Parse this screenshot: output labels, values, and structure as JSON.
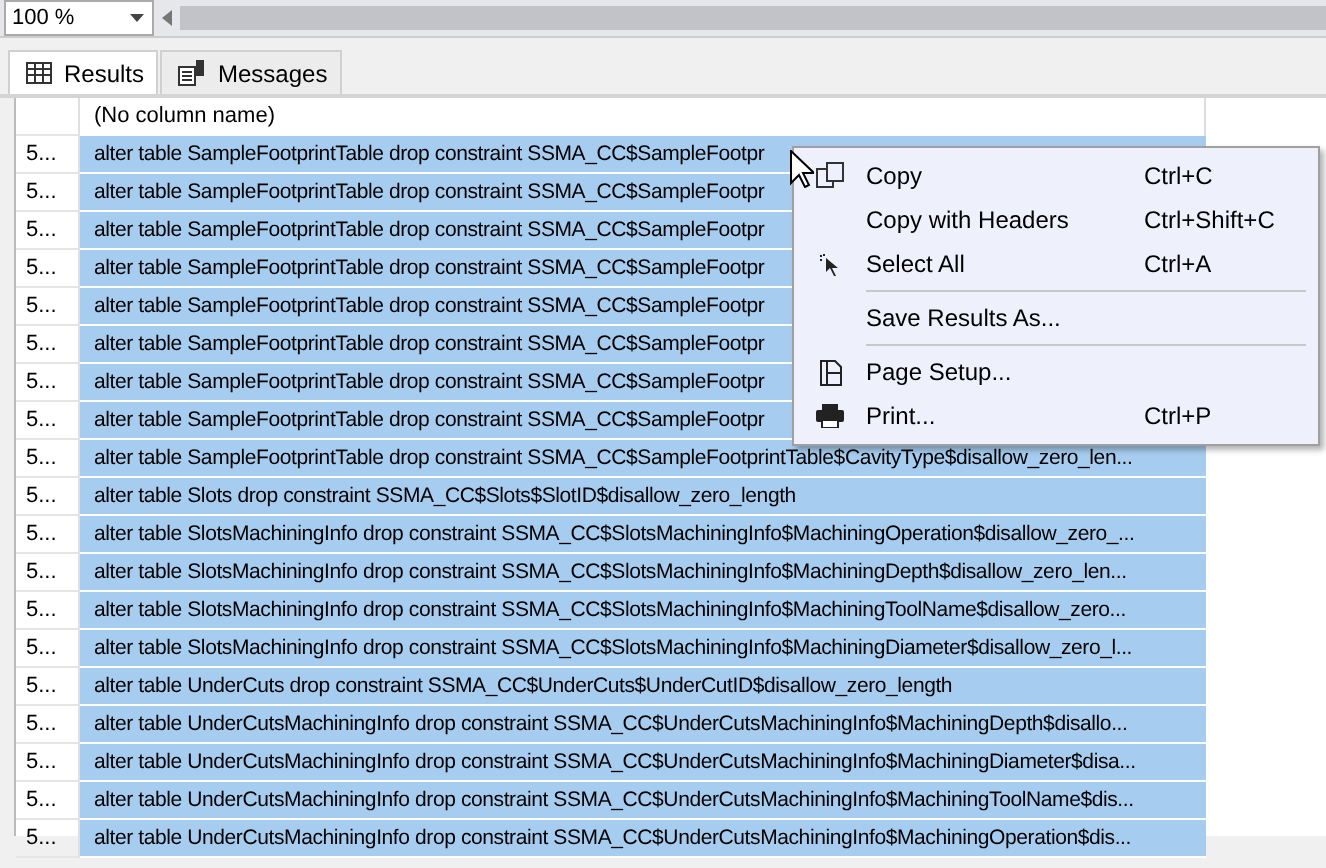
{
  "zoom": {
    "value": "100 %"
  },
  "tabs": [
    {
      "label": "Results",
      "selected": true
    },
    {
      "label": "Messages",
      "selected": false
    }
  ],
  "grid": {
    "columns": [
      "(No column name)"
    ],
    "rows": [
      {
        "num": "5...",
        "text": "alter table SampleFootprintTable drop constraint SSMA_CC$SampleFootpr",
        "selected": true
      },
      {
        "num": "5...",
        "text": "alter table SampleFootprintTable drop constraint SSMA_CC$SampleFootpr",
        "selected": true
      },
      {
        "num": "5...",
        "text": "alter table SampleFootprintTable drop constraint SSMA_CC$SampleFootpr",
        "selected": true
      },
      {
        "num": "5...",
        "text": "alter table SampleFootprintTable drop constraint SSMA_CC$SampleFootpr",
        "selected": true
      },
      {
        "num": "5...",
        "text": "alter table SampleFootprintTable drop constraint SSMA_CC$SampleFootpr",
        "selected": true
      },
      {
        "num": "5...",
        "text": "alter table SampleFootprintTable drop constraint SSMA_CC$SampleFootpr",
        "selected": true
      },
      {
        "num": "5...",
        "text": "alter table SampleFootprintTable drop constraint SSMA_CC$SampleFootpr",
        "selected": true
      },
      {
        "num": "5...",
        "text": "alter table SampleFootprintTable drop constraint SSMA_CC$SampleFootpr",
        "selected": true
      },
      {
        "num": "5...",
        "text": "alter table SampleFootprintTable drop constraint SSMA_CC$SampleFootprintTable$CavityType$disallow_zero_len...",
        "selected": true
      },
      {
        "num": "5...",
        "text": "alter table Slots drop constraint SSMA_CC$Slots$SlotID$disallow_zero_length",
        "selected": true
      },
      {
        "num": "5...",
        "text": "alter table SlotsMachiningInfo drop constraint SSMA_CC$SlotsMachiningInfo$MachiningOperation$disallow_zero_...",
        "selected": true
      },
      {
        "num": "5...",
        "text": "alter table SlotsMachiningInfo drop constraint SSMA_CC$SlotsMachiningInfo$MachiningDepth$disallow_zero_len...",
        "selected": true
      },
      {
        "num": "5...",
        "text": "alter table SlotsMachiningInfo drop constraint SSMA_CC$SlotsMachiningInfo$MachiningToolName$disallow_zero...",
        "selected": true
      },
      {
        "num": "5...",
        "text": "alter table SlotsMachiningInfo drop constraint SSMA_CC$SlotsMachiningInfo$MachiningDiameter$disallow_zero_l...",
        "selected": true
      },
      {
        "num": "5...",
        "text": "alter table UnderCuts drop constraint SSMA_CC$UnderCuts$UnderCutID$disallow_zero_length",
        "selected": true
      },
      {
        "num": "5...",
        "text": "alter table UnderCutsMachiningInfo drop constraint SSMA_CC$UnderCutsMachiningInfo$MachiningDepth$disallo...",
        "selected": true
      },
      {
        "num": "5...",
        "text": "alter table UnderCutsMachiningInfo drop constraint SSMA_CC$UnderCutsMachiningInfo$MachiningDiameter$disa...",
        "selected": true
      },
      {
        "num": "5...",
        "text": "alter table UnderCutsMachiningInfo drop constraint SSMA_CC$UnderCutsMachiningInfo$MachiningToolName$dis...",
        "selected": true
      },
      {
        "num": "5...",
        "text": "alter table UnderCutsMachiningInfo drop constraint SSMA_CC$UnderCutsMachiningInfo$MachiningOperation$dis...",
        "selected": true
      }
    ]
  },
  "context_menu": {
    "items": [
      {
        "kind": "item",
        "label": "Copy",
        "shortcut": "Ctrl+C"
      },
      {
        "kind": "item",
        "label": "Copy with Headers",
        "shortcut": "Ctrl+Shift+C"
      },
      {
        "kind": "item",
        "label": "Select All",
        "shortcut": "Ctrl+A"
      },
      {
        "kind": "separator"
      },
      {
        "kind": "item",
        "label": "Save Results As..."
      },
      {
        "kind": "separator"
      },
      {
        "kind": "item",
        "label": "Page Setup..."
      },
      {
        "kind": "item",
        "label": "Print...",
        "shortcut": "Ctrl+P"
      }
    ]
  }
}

---*---

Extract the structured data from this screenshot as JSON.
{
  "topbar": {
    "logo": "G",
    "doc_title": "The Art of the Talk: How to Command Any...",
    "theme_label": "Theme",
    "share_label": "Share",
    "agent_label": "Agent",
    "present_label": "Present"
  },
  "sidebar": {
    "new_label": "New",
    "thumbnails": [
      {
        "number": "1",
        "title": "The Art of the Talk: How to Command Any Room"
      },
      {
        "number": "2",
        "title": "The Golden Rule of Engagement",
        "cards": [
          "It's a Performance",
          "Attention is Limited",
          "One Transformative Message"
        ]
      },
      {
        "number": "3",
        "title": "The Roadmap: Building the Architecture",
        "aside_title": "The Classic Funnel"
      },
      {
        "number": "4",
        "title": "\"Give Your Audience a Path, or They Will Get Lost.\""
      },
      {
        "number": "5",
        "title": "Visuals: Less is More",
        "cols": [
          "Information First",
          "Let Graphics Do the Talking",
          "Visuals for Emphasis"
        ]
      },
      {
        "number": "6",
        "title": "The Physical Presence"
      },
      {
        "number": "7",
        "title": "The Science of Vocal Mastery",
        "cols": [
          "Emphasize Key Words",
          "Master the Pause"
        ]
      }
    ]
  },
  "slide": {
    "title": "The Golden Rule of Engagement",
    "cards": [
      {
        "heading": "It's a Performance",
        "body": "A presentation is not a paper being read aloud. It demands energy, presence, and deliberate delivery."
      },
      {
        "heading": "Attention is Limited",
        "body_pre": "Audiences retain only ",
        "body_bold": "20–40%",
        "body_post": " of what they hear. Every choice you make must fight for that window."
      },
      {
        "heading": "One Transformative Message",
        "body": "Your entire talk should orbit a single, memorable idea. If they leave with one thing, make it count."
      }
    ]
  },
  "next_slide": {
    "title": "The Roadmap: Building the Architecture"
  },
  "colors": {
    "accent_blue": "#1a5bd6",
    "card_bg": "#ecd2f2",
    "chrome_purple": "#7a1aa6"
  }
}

---*---

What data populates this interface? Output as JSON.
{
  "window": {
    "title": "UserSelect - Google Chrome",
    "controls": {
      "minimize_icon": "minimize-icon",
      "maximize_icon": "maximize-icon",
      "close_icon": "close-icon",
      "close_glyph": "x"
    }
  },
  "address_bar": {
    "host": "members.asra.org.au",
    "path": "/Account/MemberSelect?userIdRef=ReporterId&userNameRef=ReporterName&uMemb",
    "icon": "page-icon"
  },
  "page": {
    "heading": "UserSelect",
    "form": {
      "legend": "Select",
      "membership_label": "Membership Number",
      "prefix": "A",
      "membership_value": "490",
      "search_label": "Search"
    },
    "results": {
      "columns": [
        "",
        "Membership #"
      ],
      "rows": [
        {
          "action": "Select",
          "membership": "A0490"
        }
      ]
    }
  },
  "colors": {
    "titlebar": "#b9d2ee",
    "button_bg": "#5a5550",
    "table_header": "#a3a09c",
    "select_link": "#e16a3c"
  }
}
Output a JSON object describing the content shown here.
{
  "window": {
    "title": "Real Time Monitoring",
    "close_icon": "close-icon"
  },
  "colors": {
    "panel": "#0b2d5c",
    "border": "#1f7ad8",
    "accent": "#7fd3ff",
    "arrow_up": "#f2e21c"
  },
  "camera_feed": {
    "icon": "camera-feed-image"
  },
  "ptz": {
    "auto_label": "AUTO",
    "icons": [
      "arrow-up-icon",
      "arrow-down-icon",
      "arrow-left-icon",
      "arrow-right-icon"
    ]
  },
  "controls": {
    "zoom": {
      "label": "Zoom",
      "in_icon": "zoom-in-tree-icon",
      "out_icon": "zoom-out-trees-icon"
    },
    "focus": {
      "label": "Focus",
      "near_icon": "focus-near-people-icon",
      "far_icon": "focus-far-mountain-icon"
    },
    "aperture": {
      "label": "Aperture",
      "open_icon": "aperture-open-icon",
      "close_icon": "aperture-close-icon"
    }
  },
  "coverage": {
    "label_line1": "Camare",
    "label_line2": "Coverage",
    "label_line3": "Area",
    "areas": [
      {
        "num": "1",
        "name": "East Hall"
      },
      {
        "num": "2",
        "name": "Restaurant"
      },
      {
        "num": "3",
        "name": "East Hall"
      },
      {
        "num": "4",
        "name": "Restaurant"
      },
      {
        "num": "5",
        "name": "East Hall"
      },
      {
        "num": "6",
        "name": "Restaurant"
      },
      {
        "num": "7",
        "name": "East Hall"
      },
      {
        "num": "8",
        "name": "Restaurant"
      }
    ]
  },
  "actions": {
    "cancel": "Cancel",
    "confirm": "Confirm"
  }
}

---*---

#### [Exercise directions]
In the records above, find each line with the word "data" and copy it.

#### [Worked answer]
Extract the structured data from this screenshot as JSON.
What data populates this interface? Output as JSON.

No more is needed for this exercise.